STATED PROBLEM
Copy every line that mentions the word "listen".

(Stored data)
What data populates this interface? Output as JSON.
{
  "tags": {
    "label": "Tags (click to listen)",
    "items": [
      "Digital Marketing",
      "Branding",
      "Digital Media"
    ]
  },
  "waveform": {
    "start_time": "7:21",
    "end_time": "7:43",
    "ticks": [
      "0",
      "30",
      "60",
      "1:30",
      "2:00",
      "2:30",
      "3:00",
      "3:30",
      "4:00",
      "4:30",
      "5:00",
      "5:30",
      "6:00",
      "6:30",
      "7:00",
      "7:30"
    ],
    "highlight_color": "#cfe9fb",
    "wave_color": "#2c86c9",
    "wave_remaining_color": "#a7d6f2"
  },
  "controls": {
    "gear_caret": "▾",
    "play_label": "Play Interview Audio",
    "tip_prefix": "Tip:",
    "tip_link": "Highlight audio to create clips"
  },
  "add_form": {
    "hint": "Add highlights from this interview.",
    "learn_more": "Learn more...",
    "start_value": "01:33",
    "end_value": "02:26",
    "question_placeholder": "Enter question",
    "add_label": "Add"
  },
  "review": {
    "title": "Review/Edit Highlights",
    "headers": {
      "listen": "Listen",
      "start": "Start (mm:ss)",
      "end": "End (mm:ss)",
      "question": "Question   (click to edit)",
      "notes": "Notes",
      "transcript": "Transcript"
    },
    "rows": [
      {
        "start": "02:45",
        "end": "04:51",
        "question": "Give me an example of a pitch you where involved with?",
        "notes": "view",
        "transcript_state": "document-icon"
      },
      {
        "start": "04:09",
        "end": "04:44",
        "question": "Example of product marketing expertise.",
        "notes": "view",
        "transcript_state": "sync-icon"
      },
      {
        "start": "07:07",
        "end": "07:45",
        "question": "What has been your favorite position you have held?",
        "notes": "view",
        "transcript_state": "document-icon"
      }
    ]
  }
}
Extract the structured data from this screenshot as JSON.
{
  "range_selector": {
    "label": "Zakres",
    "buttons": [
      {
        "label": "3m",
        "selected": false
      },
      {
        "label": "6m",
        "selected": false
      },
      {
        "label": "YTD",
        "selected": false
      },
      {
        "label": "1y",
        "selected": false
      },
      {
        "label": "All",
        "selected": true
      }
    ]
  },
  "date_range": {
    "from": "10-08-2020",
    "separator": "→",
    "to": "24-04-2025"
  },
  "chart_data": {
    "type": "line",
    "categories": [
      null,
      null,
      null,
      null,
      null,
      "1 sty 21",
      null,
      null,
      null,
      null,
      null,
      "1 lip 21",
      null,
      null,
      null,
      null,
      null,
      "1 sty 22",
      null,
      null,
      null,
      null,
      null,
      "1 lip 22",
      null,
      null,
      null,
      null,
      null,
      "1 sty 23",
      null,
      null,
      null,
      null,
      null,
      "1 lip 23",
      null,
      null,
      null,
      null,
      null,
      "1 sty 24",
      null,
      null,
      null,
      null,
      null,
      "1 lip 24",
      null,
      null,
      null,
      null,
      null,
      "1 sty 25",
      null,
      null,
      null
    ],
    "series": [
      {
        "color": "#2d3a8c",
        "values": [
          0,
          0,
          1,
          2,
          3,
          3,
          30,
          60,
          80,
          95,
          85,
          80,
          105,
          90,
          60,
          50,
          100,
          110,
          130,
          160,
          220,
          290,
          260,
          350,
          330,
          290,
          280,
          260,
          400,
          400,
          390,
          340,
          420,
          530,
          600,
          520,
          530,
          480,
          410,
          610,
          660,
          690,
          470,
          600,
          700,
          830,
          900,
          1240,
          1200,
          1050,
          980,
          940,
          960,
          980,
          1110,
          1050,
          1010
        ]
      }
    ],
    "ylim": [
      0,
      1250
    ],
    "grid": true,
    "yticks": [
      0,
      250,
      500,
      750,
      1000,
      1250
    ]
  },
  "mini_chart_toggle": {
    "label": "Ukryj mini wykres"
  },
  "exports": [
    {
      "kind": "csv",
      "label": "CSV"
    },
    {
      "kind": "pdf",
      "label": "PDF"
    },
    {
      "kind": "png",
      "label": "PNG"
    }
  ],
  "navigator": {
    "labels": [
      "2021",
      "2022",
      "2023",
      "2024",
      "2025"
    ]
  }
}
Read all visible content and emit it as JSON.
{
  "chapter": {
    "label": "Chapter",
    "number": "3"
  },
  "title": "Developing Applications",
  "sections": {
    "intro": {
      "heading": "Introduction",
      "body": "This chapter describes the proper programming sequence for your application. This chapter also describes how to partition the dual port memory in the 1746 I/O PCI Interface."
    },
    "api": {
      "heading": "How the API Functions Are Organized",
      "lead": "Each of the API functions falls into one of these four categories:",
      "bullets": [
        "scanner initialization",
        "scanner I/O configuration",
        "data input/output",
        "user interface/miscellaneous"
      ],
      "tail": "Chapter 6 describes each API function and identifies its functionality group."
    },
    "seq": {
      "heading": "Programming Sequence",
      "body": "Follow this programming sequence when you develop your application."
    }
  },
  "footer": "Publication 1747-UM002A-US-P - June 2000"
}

OUTPUT BELOW
    "label": "Tags (click to listen)",
      "listen": "Listen",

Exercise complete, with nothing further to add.